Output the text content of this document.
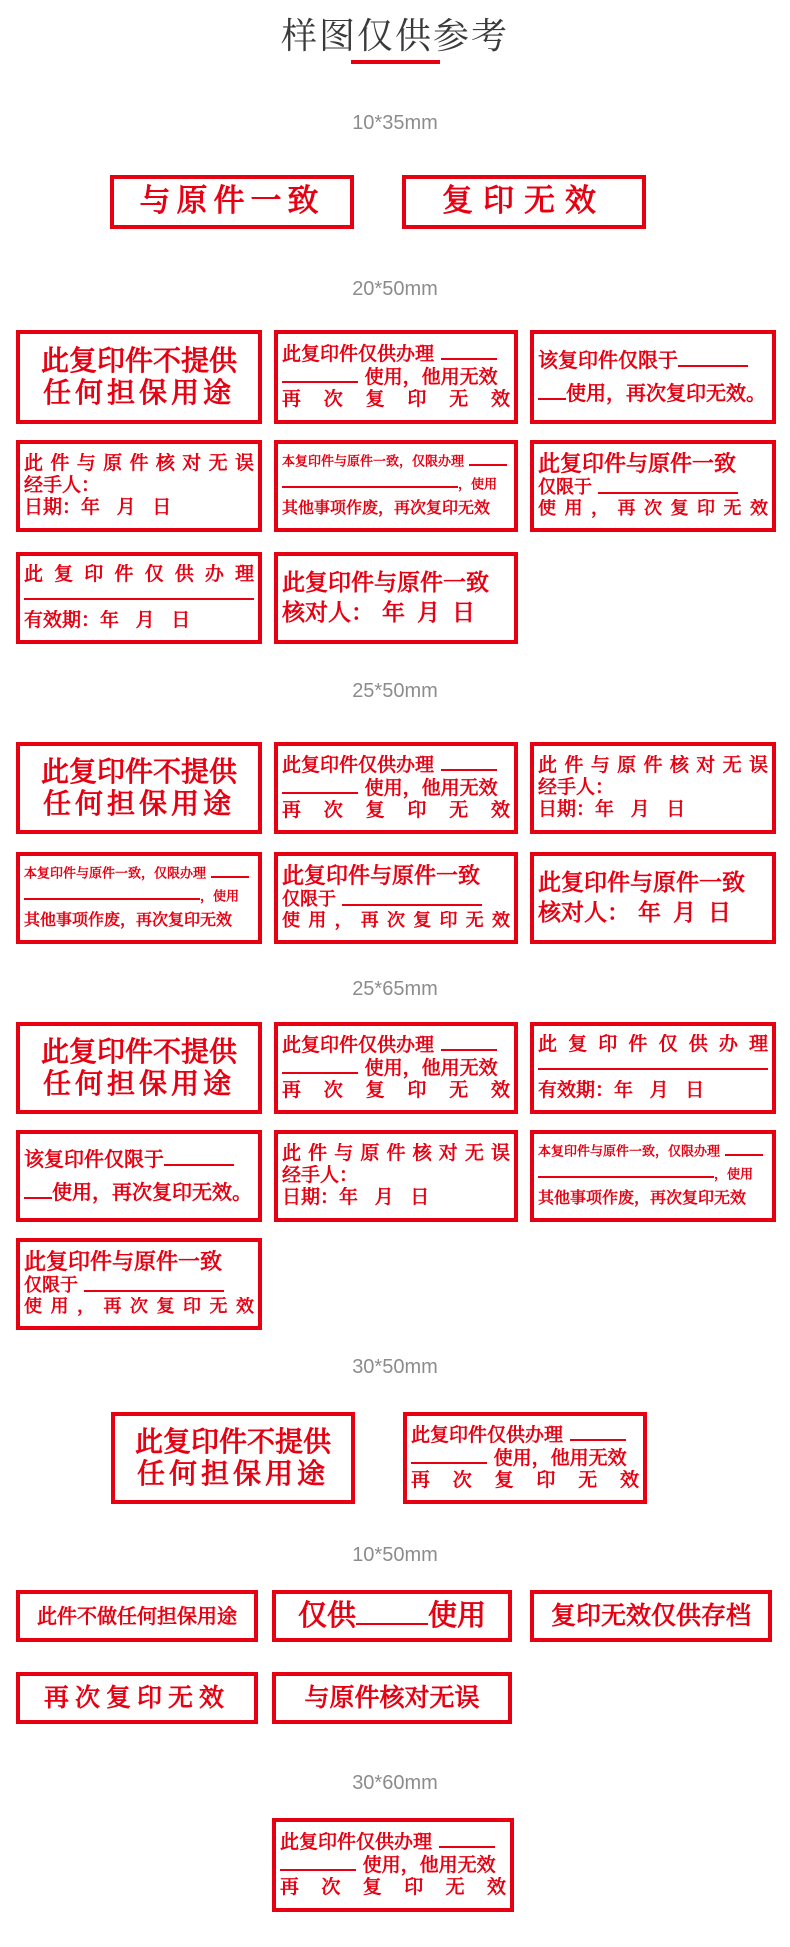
样图仅供参考
10*35mm
与原件一致	复印无效
20*50mm
此复印件不提供
任何担保用途
此复印件仅供办理
使用，他用无效
再 次 复 印 无 效
该复印件仅限于
使用，再次复印无效。
此件与原件核对无误
经手人：
日期：年 月 日
本复印件与原件一致，仅限办理
，使用
其他事项作废，再次复印无效
此复印件与原件一致
仅限于
使用，再次复印无效
此复印件仅供办理
有效期：年 月 日
此复印件与原件一致
核对人： 年 月 日
25*50mm
此复印件不提供
任何担保用途
此复印件仅供办理
使用，他用无效
再 次 复 印 无 效
此件与原件核对无误
经手人：
日期：年 月 日
本复印件与原件一致，仅限办理
，使用
其他事项作废，再次复印无效
此复印件与原件一致
仅限于
使用，再次复印无效
此复印件与原件一致
核对人： 年 月 日
25*65mm
此复印件不提供
任何担保用途
此复印件仅供办理
使用，他用无效
再 次 复 印 无 效
此复印件仅供办理
有效期：年 月 日
该复印件仅限于
使用，再次复印无效。
此件与原件核对无误
经手人：
日期：年 月 日
本复印件与原件一致，仅限办理
，使用
其他事项作废，再次复印无效
此复印件与原件一致
仅限于
使用，再次复印无效
30*50mm
此复印件不提供
任何担保用途
此复印件仅供办理
使用，他用无效
再 次 复 印 无 效
10*50mm
此件不做任何担保用途	仅供 使用	复印无效仅供存档
再次复印无效	与原件核对无误
30*60mm
此复印件仅供办理
使用，他用无效
再 次 复 印 无 效
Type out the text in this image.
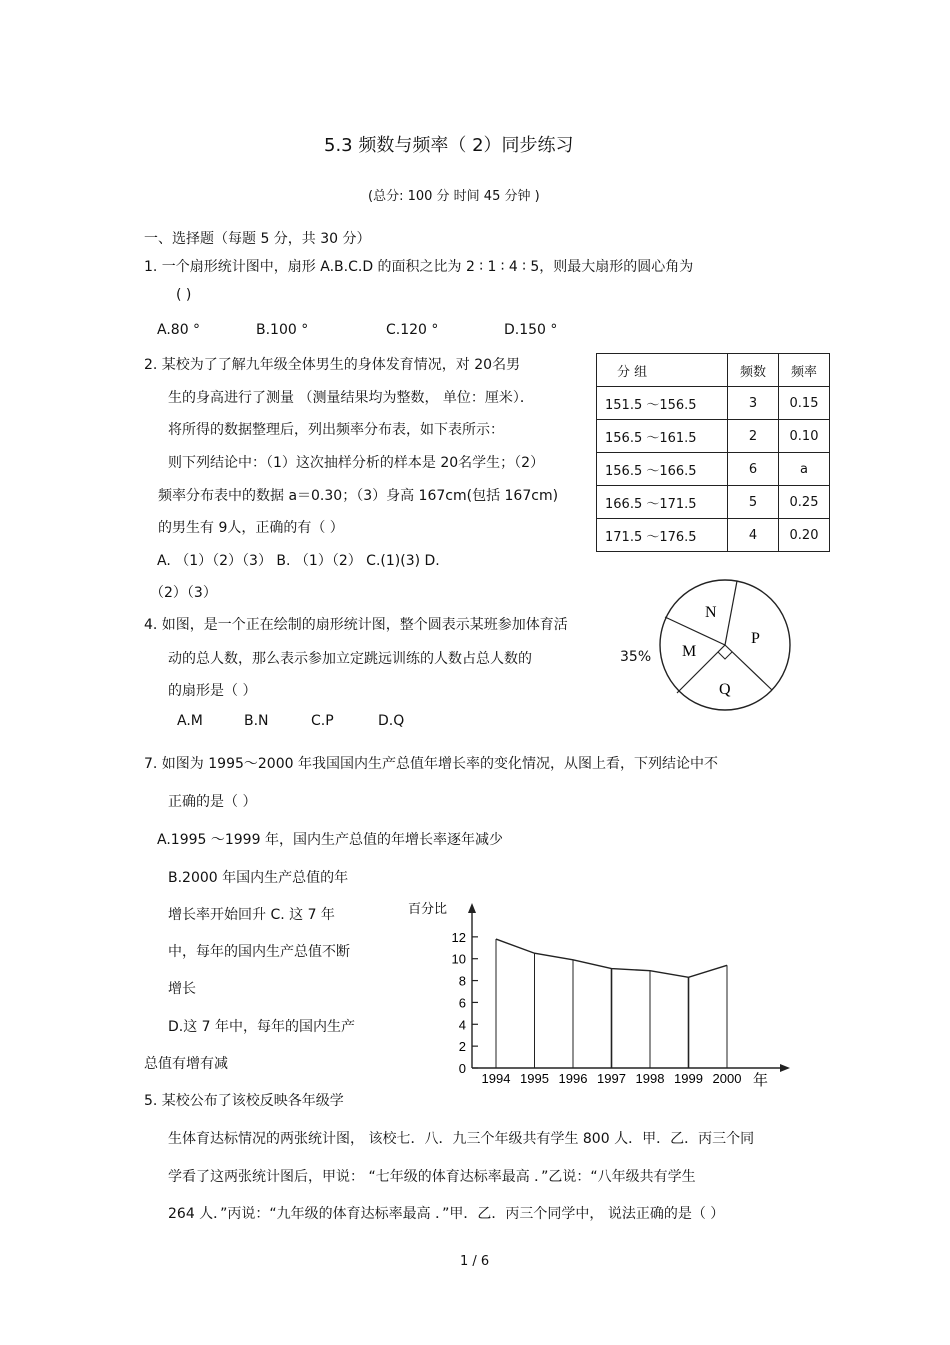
5.3 频数与频率（ 2）同步练习
(总分: 100 分 时间 45 分钟 )
一、选择题（每题 5 分，共 30 分）
1. 一个扇形统计图中，扇形 A.B.C.D 的面积之比为 2 ∶ 1 ∶ 4 ∶ 5，则最大扇形的圆心角为
( )
A.80 °	B.100 °	C.120 °	D.150 °
2. 某校为了了解九年级全体男生的身体发育情况，对 20名男
生的身高进行了测量 （测量结果均为整数， 单位：厘米）．
将所得的数据整理后，列出频率分布表，如下表所示：
则下列结论中：（1）这次抽样分析的样本是 20名学生；（2）
频率分布表中的数据 a＝0.30；（3）身高 167cm(包括 167cm)
的男生有 9人，正确的有（ ）
A. （1）（2）（3） B. （1）（2） C.(1)(3) D.
（2）（3）
分 组	频数	频率
151.5 ～156.5	3	0.15
156.5 ～161.5	2	0.10
156.5 ～166.5	6	a
166.5 ～171.5	5	0.25
171.5 ～176.5	4	0.20
4. 如图，是一个正在绘制的扇形统计图，整个圆表示某班参加体育活
动的总人数，那么表示参加立定跳远训练的人数占总人数的
的扇形是（ ）
A.M	B.N	C.P	D.Q
35%
N
P
M
Q
7. 如图为 1995～2000 年我国国内生产总值年增长率的变化情况，从图上看，下列结论中不
正确的是（ ）
A.1995 ～1999 年，国内生产总值的年增长率逐年减少
B.2000 年国内生产总值的年
增长率开始回升 C. 这 7 年
中，每年的国内生产总值不断
增长
D.这 7 年中，每年的国内生产
总值有增有减
百分比
年
0
2
4
6
8
10
12
1994 1995 1996 1997 1998 1999 2000
5. 某校公布了该校反映各年级学
生体育达标情况的两张统计图， 该校七．八．九三个年级共有学生 800 人．甲．乙．丙三个同
学看了这两张统计图后，甲说： “七年级的体育达标率最高 ．”乙说：“八年级共有学生
264 人．”丙说：“九年级的体育达标率最高 ．”甲．乙．丙三个同学中， 说法正确的是（ ）
1 / 6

============================================================

(The task):
Leave out the pictures and copy the rest of the material above exactly.

(Solution for this problem):
Output the text content of this document.
样图仅供参考
10*35mm
与原件一致	复印无效
20*50mm
此复印件不提供
任何担保用途
此复印件仅供办理
使用，他用无效
再 次 复 印 无 效
该复印件仅限于
使用，再次复印无效。
此件与原件核对无误
经手人：
日期：年 月 日
本复印件与原件一致，仅限办理
，使用
其他事项作废，再次复印无效
此复印件与原件一致
仅限于
使用，再次复印无效
此复印件仅供办理
有效期：年 月 日
此复印件与原件一致
核对人： 年 月 日
25*50mm
此复印件不提供
任何担保用途
此复印件仅供办理
使用，他用无效
再 次 复 印 无 效
此件与原件核对无误
经手人：
日期：年 月 日
本复印件与原件一致，仅限办理
，使用
其他事项作废，再次复印无效
此复印件与原件一致
仅限于
使用，再次复印无效
此复印件与原件一致
核对人： 年 月 日
25*65mm
此复印件不提供
任何担保用途
此复印件仅供办理
使用，他用无效
再 次 复 印 无 效
此复印件仅供办理
有效期：年 月 日
该复印件仅限于
使用，再次复印无效。
此件与原件核对无误
经手人：
日期：年 月 日
本复印件与原件一致，仅限办理
，使用
其他事项作废，再次复印无效
此复印件与原件一致
仅限于
使用，再次复印无效
30*50mm
此复印件不提供
任何担保用途
此复印件仅供办理
使用，他用无效
再 次 复 印 无 效
10*50mm
此件不做任何担保用途	仅供 使用	复印无效仅供存档
再次复印无效	与原件核对无误
30*60mm
此复印件仅供办理
使用，他用无效
再 次 复 印 无 效
Type out the text in this image.
5.3 频数与频率（ 2）同步练习
(总分: 100 分 时间 45 分钟 )
一、选择题（每题 5 分，共 30 分）
1. 一个扇形统计图中，扇形 A.B.C.D 的面积之比为 2 ∶ 1 ∶ 4 ∶ 5，则最大扇形的圆心角为
( )
A.80 °	B.100 °	C.120 °	D.150 °
2. 某校为了了解九年级全体男生的身体发育情况，对 20名男
生的身高进行了测量 （测量结果均为整数， 单位：厘米）．
将所得的数据整理后，列出频率分布表，如下表所示：
则下列结论中：（1）这次抽样分析的样本是 20名学生；（2）
频率分布表中的数据 a＝0.30；（3）身高 167cm(包括 167cm)
的男生有 9人，正确的有（ ）
A. （1）（2）（3） B. （1）（2） C.(1)(3) D.
（2）（3）
分 组	频数	频率
151.5 ～156.5	3	0.15
156.5 ～161.5	2	0.10
156.5 ～166.5	6	a
166.5 ～171.5	5	0.25
171.5 ～176.5	4	0.20
4. 如图，是一个正在绘制的扇形统计图，整个圆表示某班参加体育活
动的总人数，那么表示参加立定跳远训练的人数占总人数的
的扇形是（ ）
A.M	B.N	C.P	D.Q
35%
N
P
M
Q
7. 如图为 1995～2000 年我国国内生产总值年增长率的变化情况，从图上看，下列结论中不
正确的是（ ）
A.1995 ～1999 年，国内生产总值的年增长率逐年减少
B.2000 年国内生产总值的年
增长率开始回升 C. 这 7 年
中，每年的国内生产总值不断
增长
D.这 7 年中，每年的国内生产
总值有增有减
百分比
年
0
2
4
6
8
10
12
1994 1995 1996 1997 1998 1999 2000
5. 某校公布了该校反映各年级学
生体育达标情况的两张统计图， 该校七．八．九三个年级共有学生 800 人．甲．乙．丙三个同
学看了这两张统计图后，甲说： “七年级的体育达标率最高 ．”乙说：“八年级共有学生
264 人．”丙说：“九年级的体育达标率最高 ．”甲．乙．丙三个同学中， 说法正确的是（ ）
1 / 6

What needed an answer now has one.